• Data items:
-----

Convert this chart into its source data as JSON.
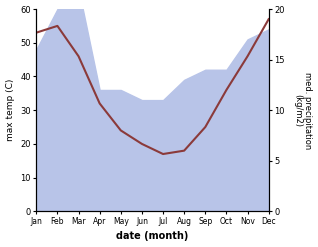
{
  "months": [
    "Jan",
    "Feb",
    "Mar",
    "Apr",
    "May",
    "Jun",
    "Jul",
    "Aug",
    "Sep",
    "Oct",
    "Nov",
    "Dec"
  ],
  "x": [
    0,
    1,
    2,
    3,
    4,
    5,
    6,
    7,
    8,
    9,
    10,
    11
  ],
  "temp": [
    53,
    55,
    46,
    32,
    24,
    20,
    17,
    18,
    25,
    36,
    46,
    57
  ],
  "precip": [
    16,
    20,
    22,
    12,
    12,
    11,
    11,
    13,
    14,
    14,
    17,
    18
  ],
  "temp_color": "#8B3A3A",
  "precip_fill_color": "#b8c4e8",
  "background": "#ffffff",
  "ylabel_left": "max temp (C)",
  "ylabel_right": "med. precipitation\n(kg/m2)",
  "xlabel": "date (month)",
  "ylim_left": [
    0,
    60
  ],
  "ylim_right": [
    0,
    20
  ],
  "yticks_left": [
    0,
    10,
    20,
    30,
    40,
    50,
    60
  ],
  "yticks_right": [
    0,
    5,
    10,
    15,
    20
  ]
}
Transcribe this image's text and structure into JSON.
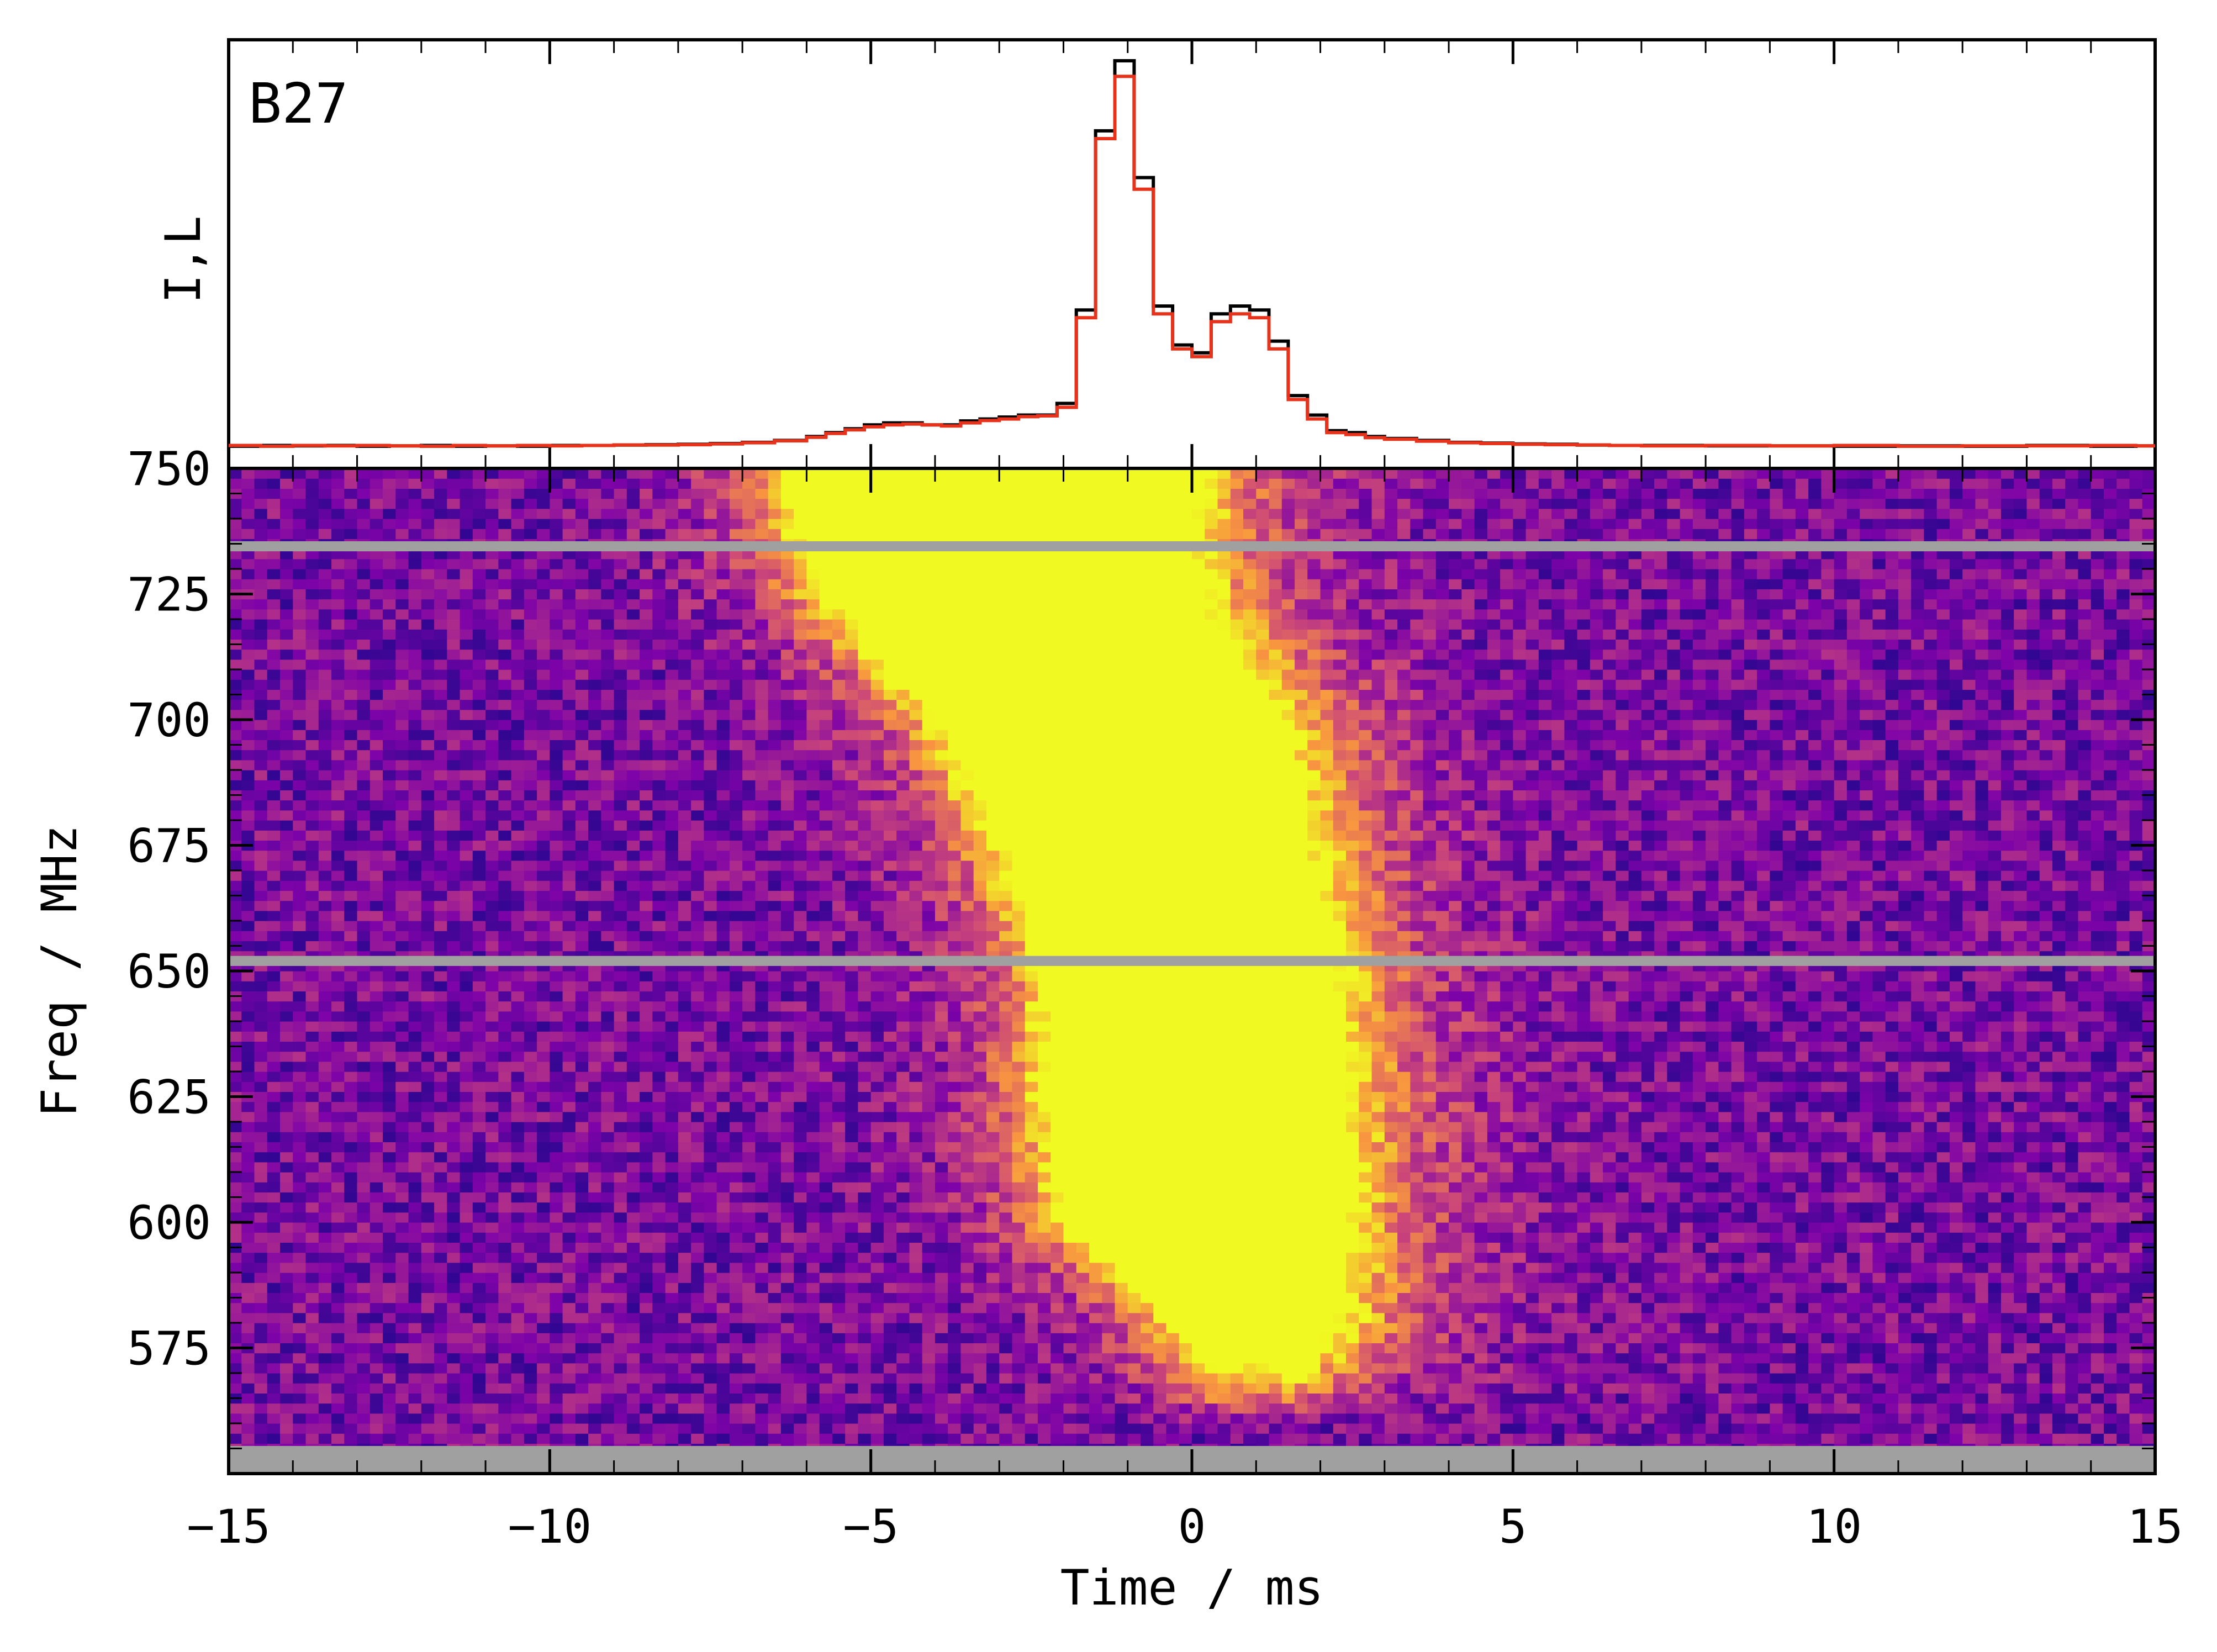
{
  "chart_data": [
    {
      "type": "line",
      "panel": "top",
      "annotation": "B27",
      "ylabel": "I,L",
      "xlabel": "",
      "xlim": [
        -15,
        15
      ],
      "series": [
        {
          "name": "I",
          "color": "#000000",
          "x": [
            -15,
            -14.5,
            -14,
            -13.5,
            -13,
            -12.5,
            -12,
            -11.5,
            -11,
            -10.5,
            -10,
            -9.5,
            -9,
            -8.5,
            -8,
            -7.5,
            -7,
            -6.5,
            -6,
            -5.7,
            -5.4,
            -5.1,
            -4.8,
            -4.5,
            -4.2,
            -3.9,
            -3.6,
            -3.3,
            -3.0,
            -2.7,
            -2.4,
            -2.1,
            -1.8,
            -1.5,
            -1.2,
            -0.9,
            -0.6,
            -0.3,
            0,
            0.3,
            0.6,
            0.9,
            1.2,
            1.5,
            1.8,
            2.1,
            2.4,
            2.7,
            3.0,
            3.5,
            4,
            4.5,
            5,
            5.5,
            6,
            6.5,
            7,
            8,
            9,
            10,
            11,
            12,
            13,
            14,
            14.7
          ],
          "values": [
            0.01,
            0.012,
            0.011,
            0.012,
            0.01,
            0.011,
            0.012,
            0.01,
            0.011,
            0.01,
            0.012,
            0.012,
            0.013,
            0.014,
            0.015,
            0.017,
            0.02,
            0.025,
            0.035,
            0.045,
            0.055,
            0.065,
            0.07,
            0.07,
            0.065,
            0.065,
            0.075,
            0.08,
            0.085,
            0.09,
            0.09,
            0.12,
            0.36,
            0.82,
            1.0,
            0.7,
            0.37,
            0.27,
            0.25,
            0.35,
            0.37,
            0.36,
            0.28,
            0.14,
            0.09,
            0.05,
            0.045,
            0.035,
            0.03,
            0.025,
            0.02,
            0.018,
            0.016,
            0.015,
            0.013,
            0.012,
            0.012,
            0.011,
            0.011,
            0.01,
            0.011,
            0.01,
            0.012,
            0.01,
            0.011
          ]
        },
        {
          "name": "L",
          "color": "#e8331c",
          "x": [
            -15,
            -14.5,
            -14,
            -13.5,
            -13,
            -12.5,
            -12,
            -11.5,
            -11,
            -10.5,
            -10,
            -9.5,
            -9,
            -8.5,
            -8,
            -7.5,
            -7,
            -6.5,
            -6,
            -5.7,
            -5.4,
            -5.1,
            -4.8,
            -4.5,
            -4.2,
            -3.9,
            -3.6,
            -3.3,
            -3.0,
            -2.7,
            -2.4,
            -2.1,
            -1.8,
            -1.5,
            -1.2,
            -0.9,
            -0.6,
            -0.3,
            0,
            0.3,
            0.6,
            0.9,
            1.2,
            1.5,
            1.8,
            2.1,
            2.4,
            2.7,
            3.0,
            3.5,
            4,
            4.5,
            5,
            5.5,
            6,
            6.5,
            7,
            8,
            9,
            10,
            11,
            12,
            13,
            14,
            14.7
          ],
          "values": [
            0.012,
            0.01,
            0.012,
            0.011,
            0.012,
            0.011,
            0.01,
            0.012,
            0.011,
            0.012,
            0.011,
            0.012,
            0.013,
            0.013,
            0.014,
            0.016,
            0.019,
            0.024,
            0.033,
            0.043,
            0.052,
            0.06,
            0.065,
            0.067,
            0.065,
            0.062,
            0.07,
            0.076,
            0.08,
            0.086,
            0.088,
            0.11,
            0.34,
            0.8,
            0.96,
            0.67,
            0.35,
            0.26,
            0.24,
            0.33,
            0.35,
            0.34,
            0.26,
            0.13,
            0.08,
            0.045,
            0.04,
            0.032,
            0.028,
            0.023,
            0.019,
            0.017,
            0.015,
            0.014,
            0.013,
            0.012,
            0.011,
            0.012,
            0.011,
            0.012,
            0.01,
            0.011,
            0.011,
            0.012,
            0.011
          ]
        }
      ]
    },
    {
      "type": "heatmap",
      "panel": "bottom",
      "colormap": "plasma",
      "xlabel": "Time / ms",
      "ylabel": "Freq / MHz",
      "xlim": [
        -15,
        15
      ],
      "ylim": [
        550,
        750
      ],
      "xticks": [
        "−15",
        "−10",
        "−5",
        "0",
        "5",
        "10",
        "15"
      ],
      "yticks": [
        "575",
        "600",
        "625",
        "650",
        "675",
        "700",
        "725",
        "750"
      ],
      "masked_color": "#a0a0a0",
      "masked_bands_mhz": [
        [
          733.5,
          735.5
        ],
        [
          651,
          653
        ],
        [
          550,
          555.5
        ]
      ],
      "burst_ridge": [
        {
          "freq": 745,
          "t_start": -5.8,
          "t_end": -0.6
        },
        {
          "freq": 725,
          "t_start": -5.3,
          "t_end": -0.5
        },
        {
          "freq": 700,
          "t_start": -3.5,
          "t_end": 0.8
        },
        {
          "freq": 675,
          "t_start": -2.5,
          "t_end": 1.2
        },
        {
          "freq": 650,
          "t_start": -1.8,
          "t_end": 1.6
        },
        {
          "freq": 625,
          "t_start": -1.8,
          "t_end": 1.8
        },
        {
          "freq": 600,
          "t_start": -1.5,
          "t_end": 1.8
        },
        {
          "freq": 580,
          "t_start": 0.2,
          "t_end": 1.7
        }
      ]
    }
  ]
}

-----

• Set task: Every line of the data should be copied as it stands, without the images.

• Finished exercise:
Convert this chart into its source data as JSON.
{
  "months": [
    "Jan",
    "Feb",
    "Mar",
    "Apr",
    "May",
    "Jun",
    "Jul",
    "Aug",
    "Sep",
    "Oct",
    "Nov",
    "Dec"
  ],
  "x": [
    0,
    1,
    2,
    3,
    4,
    5,
    6,
    7,
    8,
    9,
    10,
    11
  ],
  "temp": [
    53,
    55,
    46,
    32,
    24,
    20,
    17,
    18,
    25,
    36,
    46,
    57
  ],
  "precip": [
    16,
    20,
    22,
    12,
    12,
    11,
    11,
    13,
    14,
    14,
    17,
    18
  ],
  "temp_color": "#8B3A3A",
  "precip_fill_color": "#b8c4e8",
  "background": "#ffffff",
  "ylabel_left": "max temp (C)",
  "ylabel_right": "med. precipitation\n(kg/m2)",
  "xlabel": "date (month)",
  "ylim_left": [
    0,
    60
  ],
  "ylim_right": [
    0,
    20
  ],
  "yticks_left": [
    0,
    10,
    20,
    30,
    40,
    50,
    60
  ],
  "yticks_right": [
    0,
    5,
    10,
    15,
    20
  ]
}
Transcribe this image's text and structure into JSON.
{
  "chart_data": [
    {
      "type": "line",
      "panel": "top",
      "annotation": "B27",
      "ylabel": "I,L",
      "xlabel": "",
      "xlim": [
        -15,
        15
      ],
      "series": [
        {
          "name": "I",
          "color": "#000000",
          "x": [
            -15,
            -14.5,
            -14,
            -13.5,
            -13,
            -12.5,
            -12,
            -11.5,
            -11,
            -10.5,
            -10,
            -9.5,
            -9,
            -8.5,
            -8,
            -7.5,
            -7,
            -6.5,
            -6,
            -5.7,
            -5.4,
            -5.1,
            -4.8,
            -4.5,
            -4.2,
            -3.9,
            -3.6,
            -3.3,
            -3.0,
            -2.7,
            -2.4,
            -2.1,
            -1.8,
            -1.5,
            -1.2,
            -0.9,
            -0.6,
            -0.3,
            0,
            0.3,
            0.6,
            0.9,
            1.2,
            1.5,
            1.8,
            2.1,
            2.4,
            2.7,
            3.0,
            3.5,
            4,
            4.5,
            5,
            5.5,
            6,
            6.5,
            7,
            8,
            9,
            10,
            11,
            12,
            13,
            14,
            14.7
          ],
          "values": [
            0.01,
            0.012,
            0.011,
            0.012,
            0.01,
            0.011,
            0.012,
            0.01,
            0.011,
            0.01,
            0.012,
            0.012,
            0.013,
            0.014,
            0.015,
            0.017,
            0.02,
            0.025,
            0.035,
            0.045,
            0.055,
            0.065,
            0.07,
            0.07,
            0.065,
            0.065,
            0.075,
            0.08,
            0.085,
            0.09,
            0.09,
            0.12,
            0.36,
            0.82,
            1.0,
            0.7,
            0.37,
            0.27,
            0.25,
            0.35,
            0.37,
            0.36,
            0.28,
            0.14,
            0.09,
            0.05,
            0.045,
            0.035,
            0.03,
            0.025,
            0.02,
            0.018,
            0.016,
            0.015,
            0.013,
            0.012,
            0.012,
            0.011,
            0.011,
            0.01,
            0.011,
            0.01,
            0.012,
            0.01,
            0.011
          ]
        },
        {
          "name": "L",
          "color": "#e8331c",
          "x": [
            -15,
            -14.5,
            -14,
            -13.5,
            -13,
            -12.5,
            -12,
            -11.5,
            -11,
            -10.5,
            -10,
            -9.5,
            -9,
            -8.5,
            -8,
            -7.5,
            -7,
            -6.5,
            -6,
            -5.7,
            -5.4,
            -5.1,
            -4.8,
            -4.5,
            -4.2,
            -3.9,
            -3.6,
            -3.3,
            -3.0,
            -2.7,
            -2.4,
            -2.1,
            -1.8,
            -1.5,
            -1.2,
            -0.9,
            -0.6,
            -0.3,
            0,
            0.3,
            0.6,
            0.9,
            1.2,
            1.5,
            1.8,
            2.1,
            2.4,
            2.7,
            3.0,
            3.5,
            4,
            4.5,
            5,
            5.5,
            6,
            6.5,
            7,
            8,
            9,
            10,
            11,
            12,
            13,
            14,
            14.7
          ],
          "values": [
            0.012,
            0.01,
            0.012,
            0.011,
            0.012,
            0.011,
            0.01,
            0.012,
            0.011,
            0.012,
            0.011,
            0.012,
            0.013,
            0.013,
            0.014,
            0.016,
            0.019,
            0.024,
            0.033,
            0.043,
            0.052,
            0.06,
            0.065,
            0.067,
            0.065,
            0.062,
            0.07,
            0.076,
            0.08,
            0.086,
            0.088,
            0.11,
            0.34,
            0.8,
            0.96,
            0.67,
            0.35,
            0.26,
            0.24,
            0.33,
            0.35,
            0.34,
            0.26,
            0.13,
            0.08,
            0.045,
            0.04,
            0.032,
            0.028,
            0.023,
            0.019,
            0.017,
            0.015,
            0.014,
            0.013,
            0.012,
            0.011,
            0.012,
            0.011,
            0.012,
            0.01,
            0.011,
            0.011,
            0.012,
            0.011
          ]
        }
      ]
    },
    {
      "type": "heatmap",
      "panel": "bottom",
      "colormap": "plasma",
      "xlabel": "Time / ms",
      "ylabel": "Freq / MHz",
      "xlim": [
        -15,
        15
      ],
      "ylim": [
        550,
        750
      ],
      "xticks": [
        "−15",
        "−10",
        "−5",
        "0",
        "5",
        "10",
        "15"
      ],
      "yticks": [
        "575",
        "600",
        "625",
        "650",
        "675",
        "700",
        "725",
        "750"
      ],
      "masked_color": "#a0a0a0",
      "masked_bands_mhz": [
        [
          733.5,
          735.5
        ],
        [
          651,
          653
        ],
        [
          550,
          555.5
        ]
      ],
      "burst_ridge": [
        {
          "freq": 745,
          "t_start": -5.8,
          "t_end": -0.6
        },
        {
          "freq": 725,
          "t_start": -5.3,
          "t_end": -0.5
        },
        {
          "freq": 700,
          "t_start": -3.5,
          "t_end": 0.8
        },
        {
          "freq": 675,
          "t_start": -2.5,
          "t_end": 1.2
        },
        {
          "freq": 650,
          "t_start": -1.8,
          "t_end": 1.6
        },
        {
          "freq": 625,
          "t_start": -1.8,
          "t_end": 1.8
        },
        {
          "freq": 600,
          "t_start": -1.5,
          "t_end": 1.8
        },
        {
          "freq": 580,
          "t_start": 0.2,
          "t_end": 1.7
        }
      ]
    }
  ]
}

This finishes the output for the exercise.